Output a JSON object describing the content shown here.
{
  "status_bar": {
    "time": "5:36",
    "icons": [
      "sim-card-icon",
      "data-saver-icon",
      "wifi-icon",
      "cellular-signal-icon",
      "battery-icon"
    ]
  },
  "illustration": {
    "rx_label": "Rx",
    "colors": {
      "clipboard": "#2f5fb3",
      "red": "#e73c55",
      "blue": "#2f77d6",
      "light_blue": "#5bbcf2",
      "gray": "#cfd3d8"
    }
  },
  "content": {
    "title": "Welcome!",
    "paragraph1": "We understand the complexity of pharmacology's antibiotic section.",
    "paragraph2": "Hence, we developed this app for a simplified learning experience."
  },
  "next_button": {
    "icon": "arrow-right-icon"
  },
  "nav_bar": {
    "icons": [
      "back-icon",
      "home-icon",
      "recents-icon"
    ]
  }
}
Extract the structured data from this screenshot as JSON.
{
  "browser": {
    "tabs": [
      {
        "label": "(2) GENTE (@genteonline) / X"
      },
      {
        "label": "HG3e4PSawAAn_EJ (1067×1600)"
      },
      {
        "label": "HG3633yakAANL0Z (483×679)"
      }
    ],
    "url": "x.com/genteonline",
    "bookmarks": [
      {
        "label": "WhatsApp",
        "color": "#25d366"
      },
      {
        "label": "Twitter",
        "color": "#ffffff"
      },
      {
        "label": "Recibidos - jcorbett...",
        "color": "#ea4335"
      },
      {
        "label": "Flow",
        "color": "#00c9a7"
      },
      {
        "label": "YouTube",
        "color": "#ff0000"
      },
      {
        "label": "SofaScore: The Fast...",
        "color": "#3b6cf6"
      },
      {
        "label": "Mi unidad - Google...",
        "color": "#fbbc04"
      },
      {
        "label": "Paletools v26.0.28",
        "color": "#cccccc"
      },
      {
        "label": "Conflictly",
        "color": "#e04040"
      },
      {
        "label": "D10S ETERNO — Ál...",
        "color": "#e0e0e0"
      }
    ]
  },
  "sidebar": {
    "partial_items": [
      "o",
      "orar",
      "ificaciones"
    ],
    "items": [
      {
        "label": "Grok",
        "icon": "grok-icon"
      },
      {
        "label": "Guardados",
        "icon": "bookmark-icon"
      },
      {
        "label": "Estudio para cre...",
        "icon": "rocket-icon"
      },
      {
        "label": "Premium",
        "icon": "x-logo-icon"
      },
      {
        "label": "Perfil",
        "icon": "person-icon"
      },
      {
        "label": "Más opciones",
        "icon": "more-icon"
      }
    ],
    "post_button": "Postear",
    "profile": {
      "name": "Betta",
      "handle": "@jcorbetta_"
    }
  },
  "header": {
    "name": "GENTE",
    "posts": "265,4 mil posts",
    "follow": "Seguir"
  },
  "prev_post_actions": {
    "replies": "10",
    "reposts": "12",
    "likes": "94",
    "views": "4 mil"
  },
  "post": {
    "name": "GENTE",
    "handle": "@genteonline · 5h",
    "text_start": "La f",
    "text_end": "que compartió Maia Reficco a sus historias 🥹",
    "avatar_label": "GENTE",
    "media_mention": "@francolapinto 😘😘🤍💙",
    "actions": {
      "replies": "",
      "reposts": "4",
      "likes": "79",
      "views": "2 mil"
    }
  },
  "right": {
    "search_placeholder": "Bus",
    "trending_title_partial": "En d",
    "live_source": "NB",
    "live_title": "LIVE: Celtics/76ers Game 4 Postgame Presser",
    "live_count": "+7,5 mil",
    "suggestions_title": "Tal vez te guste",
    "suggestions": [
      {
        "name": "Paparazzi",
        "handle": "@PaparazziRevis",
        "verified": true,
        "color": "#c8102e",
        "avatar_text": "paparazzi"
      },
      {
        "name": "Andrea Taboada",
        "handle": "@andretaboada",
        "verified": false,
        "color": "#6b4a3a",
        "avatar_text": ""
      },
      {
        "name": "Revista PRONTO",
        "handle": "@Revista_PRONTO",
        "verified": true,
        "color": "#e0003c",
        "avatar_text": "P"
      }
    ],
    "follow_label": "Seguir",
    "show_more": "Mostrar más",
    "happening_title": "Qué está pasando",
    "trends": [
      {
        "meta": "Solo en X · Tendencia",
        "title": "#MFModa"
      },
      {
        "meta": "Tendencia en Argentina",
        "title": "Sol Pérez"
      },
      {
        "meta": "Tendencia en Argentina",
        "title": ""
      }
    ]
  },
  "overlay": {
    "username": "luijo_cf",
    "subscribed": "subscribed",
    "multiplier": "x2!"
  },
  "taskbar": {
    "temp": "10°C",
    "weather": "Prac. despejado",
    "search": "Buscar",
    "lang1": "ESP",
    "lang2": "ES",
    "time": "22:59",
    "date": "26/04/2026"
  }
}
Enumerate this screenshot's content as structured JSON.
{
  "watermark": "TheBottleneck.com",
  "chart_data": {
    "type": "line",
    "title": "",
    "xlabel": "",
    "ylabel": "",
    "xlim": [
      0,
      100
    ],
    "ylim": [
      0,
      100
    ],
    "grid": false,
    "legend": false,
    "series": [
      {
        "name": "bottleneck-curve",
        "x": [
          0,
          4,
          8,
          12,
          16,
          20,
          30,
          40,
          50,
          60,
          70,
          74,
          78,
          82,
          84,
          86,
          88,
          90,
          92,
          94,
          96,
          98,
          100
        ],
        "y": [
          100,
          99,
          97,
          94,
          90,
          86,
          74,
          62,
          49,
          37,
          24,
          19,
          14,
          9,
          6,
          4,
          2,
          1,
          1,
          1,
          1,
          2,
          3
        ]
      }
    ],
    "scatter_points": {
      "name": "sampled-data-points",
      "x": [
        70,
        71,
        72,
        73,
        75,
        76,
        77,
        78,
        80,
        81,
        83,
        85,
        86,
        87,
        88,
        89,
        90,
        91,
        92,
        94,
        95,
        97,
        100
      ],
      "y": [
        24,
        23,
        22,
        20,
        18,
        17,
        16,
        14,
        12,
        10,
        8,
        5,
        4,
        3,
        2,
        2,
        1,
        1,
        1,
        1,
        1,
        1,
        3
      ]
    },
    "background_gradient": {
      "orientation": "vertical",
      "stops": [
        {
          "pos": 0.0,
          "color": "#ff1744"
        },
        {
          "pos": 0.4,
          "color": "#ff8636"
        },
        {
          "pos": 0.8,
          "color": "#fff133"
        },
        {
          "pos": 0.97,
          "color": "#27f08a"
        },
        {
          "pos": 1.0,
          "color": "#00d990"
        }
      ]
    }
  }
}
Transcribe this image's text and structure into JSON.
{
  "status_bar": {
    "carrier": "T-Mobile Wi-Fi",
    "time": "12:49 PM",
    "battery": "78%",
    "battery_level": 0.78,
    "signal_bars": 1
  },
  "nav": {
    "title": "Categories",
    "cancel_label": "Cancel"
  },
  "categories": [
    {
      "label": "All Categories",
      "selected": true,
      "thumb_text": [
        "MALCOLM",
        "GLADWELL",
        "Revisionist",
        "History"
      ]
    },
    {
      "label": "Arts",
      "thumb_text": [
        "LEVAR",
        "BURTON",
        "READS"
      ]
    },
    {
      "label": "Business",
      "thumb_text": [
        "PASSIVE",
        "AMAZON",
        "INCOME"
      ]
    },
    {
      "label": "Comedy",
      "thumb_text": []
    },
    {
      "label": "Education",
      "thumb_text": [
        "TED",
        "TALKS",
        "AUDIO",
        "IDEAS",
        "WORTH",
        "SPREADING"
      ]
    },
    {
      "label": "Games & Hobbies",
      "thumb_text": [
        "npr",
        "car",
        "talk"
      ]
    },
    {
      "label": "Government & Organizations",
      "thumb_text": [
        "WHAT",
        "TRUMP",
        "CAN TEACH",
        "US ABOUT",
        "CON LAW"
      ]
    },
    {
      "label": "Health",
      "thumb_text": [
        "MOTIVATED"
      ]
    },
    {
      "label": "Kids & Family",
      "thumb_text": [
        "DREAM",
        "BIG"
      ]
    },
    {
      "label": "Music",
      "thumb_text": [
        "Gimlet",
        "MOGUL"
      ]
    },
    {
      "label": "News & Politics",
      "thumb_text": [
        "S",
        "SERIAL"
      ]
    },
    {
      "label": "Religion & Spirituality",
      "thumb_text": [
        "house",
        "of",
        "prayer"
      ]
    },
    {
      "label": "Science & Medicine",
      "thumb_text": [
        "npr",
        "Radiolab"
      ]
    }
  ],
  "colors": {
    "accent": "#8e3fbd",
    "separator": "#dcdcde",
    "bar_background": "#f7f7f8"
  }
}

--------------------

_STATED PROBLEM_
Determine how many lines of the listing hold the word "this" and reply with that figure alone.

_RESPONSE TO THE EXERCISE_
4